— TASK TO COMPLETE —
Scan each line of the records for the word "нравятся" and extract the ones that have it.

— RECORDS —
** START **

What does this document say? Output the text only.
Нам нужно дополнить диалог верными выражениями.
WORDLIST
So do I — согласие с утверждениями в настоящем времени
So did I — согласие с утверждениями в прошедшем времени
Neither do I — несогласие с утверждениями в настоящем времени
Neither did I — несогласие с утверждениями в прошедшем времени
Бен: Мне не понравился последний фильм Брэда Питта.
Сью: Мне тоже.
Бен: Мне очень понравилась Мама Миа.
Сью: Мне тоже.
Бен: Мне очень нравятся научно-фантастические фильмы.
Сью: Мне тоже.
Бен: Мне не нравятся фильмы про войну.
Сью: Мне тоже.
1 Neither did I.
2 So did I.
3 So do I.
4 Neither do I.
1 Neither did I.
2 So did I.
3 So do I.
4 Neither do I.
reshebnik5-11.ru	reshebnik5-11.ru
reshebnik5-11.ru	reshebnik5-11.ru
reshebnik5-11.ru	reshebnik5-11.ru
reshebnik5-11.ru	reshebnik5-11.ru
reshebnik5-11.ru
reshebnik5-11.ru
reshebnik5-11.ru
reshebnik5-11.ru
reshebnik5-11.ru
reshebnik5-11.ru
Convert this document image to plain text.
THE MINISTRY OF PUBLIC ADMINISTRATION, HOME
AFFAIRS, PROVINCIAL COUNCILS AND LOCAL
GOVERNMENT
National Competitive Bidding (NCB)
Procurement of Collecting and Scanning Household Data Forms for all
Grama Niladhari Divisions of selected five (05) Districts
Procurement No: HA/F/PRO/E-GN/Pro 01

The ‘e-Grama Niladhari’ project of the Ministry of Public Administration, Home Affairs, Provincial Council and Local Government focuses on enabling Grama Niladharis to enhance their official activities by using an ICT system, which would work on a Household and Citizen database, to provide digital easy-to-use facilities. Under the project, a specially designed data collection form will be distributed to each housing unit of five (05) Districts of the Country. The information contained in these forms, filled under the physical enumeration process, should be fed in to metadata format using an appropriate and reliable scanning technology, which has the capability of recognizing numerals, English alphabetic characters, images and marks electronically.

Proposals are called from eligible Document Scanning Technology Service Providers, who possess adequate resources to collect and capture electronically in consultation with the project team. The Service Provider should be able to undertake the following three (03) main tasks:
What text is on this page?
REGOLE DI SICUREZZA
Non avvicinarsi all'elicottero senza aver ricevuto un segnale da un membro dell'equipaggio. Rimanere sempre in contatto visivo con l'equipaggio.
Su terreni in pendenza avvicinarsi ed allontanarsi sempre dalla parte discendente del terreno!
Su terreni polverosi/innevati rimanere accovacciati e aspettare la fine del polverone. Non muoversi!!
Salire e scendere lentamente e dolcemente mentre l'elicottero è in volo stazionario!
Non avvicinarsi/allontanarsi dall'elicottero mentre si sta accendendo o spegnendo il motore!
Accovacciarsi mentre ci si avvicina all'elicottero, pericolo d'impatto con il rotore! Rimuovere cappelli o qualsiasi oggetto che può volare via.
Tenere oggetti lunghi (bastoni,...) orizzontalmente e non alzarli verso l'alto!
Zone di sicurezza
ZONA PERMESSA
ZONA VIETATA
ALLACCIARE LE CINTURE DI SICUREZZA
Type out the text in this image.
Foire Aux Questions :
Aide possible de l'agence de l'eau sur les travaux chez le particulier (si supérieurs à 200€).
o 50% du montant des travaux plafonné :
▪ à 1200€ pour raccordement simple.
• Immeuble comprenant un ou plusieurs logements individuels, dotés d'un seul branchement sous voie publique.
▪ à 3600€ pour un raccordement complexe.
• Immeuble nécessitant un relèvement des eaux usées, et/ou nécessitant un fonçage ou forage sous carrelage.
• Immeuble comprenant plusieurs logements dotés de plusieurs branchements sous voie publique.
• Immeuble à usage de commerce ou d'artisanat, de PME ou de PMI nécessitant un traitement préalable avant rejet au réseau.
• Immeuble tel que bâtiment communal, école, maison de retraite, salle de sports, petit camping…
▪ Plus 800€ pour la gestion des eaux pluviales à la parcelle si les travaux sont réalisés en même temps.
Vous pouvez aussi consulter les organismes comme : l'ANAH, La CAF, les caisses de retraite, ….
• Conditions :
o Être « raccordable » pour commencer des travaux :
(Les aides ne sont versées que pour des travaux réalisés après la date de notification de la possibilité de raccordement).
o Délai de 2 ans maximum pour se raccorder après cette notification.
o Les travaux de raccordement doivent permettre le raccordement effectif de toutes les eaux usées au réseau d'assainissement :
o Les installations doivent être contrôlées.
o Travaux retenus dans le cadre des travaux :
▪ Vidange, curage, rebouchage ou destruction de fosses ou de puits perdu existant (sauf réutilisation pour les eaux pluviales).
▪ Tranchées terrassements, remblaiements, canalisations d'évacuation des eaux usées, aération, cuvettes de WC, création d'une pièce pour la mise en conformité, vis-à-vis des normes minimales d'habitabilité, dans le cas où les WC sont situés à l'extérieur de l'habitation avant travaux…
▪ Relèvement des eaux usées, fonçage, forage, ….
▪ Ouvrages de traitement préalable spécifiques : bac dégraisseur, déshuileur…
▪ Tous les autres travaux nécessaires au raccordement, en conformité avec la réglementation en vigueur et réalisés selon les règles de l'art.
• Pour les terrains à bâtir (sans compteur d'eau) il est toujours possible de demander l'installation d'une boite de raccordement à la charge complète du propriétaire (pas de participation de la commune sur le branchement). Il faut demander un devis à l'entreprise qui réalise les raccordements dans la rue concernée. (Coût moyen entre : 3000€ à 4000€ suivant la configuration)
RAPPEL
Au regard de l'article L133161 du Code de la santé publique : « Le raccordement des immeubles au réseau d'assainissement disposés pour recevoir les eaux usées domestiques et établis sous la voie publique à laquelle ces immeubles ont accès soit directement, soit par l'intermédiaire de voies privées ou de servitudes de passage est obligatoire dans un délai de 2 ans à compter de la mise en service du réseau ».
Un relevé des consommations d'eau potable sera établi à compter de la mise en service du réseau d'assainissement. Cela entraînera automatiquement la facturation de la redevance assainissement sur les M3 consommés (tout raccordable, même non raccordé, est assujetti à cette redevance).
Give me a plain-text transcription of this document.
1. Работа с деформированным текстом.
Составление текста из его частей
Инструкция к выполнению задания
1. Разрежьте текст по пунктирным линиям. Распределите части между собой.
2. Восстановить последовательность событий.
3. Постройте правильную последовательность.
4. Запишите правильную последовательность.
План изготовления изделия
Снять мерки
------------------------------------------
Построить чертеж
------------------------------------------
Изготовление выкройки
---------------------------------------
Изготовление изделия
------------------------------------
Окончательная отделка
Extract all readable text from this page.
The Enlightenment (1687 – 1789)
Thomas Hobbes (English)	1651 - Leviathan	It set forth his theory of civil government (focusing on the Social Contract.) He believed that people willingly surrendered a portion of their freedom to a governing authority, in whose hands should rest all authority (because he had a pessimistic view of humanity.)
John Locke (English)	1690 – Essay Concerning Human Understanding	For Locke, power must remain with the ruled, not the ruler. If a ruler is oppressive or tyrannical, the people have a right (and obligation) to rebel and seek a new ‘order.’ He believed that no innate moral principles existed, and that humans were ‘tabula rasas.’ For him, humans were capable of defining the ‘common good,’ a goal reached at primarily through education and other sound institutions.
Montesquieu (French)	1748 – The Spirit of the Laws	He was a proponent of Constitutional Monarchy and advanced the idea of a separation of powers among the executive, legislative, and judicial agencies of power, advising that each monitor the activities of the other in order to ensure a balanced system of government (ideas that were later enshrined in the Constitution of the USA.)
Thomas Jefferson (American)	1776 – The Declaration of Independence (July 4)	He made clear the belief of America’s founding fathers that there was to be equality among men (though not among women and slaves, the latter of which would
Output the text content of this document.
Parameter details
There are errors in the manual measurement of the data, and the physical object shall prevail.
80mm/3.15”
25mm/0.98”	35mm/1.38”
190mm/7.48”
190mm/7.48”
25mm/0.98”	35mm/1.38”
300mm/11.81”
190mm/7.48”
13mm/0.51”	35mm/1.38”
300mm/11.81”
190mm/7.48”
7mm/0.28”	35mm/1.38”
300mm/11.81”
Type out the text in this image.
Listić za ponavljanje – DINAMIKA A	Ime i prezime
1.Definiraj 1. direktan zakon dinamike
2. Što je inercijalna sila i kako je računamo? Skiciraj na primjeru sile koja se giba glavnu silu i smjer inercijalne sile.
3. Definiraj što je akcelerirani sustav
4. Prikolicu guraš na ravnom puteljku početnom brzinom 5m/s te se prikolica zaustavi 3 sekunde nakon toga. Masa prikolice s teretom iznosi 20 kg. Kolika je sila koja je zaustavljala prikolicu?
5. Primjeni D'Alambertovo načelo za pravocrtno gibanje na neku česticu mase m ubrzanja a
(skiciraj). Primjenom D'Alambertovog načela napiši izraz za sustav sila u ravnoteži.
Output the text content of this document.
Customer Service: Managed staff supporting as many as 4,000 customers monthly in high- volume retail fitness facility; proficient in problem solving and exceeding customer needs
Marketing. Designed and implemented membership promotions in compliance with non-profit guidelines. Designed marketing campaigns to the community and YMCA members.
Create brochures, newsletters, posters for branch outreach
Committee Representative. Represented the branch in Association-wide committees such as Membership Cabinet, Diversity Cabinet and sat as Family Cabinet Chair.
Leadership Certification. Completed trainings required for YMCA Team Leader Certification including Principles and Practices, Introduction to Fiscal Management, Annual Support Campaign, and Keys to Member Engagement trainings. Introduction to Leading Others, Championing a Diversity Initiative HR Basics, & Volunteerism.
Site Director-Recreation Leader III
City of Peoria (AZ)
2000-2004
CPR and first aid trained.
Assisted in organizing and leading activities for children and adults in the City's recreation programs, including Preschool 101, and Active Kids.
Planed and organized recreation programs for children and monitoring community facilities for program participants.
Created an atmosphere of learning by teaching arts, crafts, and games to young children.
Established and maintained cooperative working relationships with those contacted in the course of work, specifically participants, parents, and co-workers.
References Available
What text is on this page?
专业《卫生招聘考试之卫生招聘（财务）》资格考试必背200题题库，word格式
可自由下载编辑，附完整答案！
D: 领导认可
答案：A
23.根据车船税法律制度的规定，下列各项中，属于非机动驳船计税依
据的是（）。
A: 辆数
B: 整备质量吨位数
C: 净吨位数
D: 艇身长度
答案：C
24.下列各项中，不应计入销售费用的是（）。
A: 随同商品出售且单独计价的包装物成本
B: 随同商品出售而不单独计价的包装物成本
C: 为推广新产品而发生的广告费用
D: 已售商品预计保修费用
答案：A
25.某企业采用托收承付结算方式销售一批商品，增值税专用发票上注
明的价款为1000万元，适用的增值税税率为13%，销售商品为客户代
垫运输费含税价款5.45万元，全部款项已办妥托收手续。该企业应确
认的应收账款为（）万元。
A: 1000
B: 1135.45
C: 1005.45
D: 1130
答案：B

** END **

— OUTPUT FOR THIS EXERCISE —
Бен: Мне очень нравятся научно-фантастические фильмы.
Бен: Мне не нравятся фильмы про войну.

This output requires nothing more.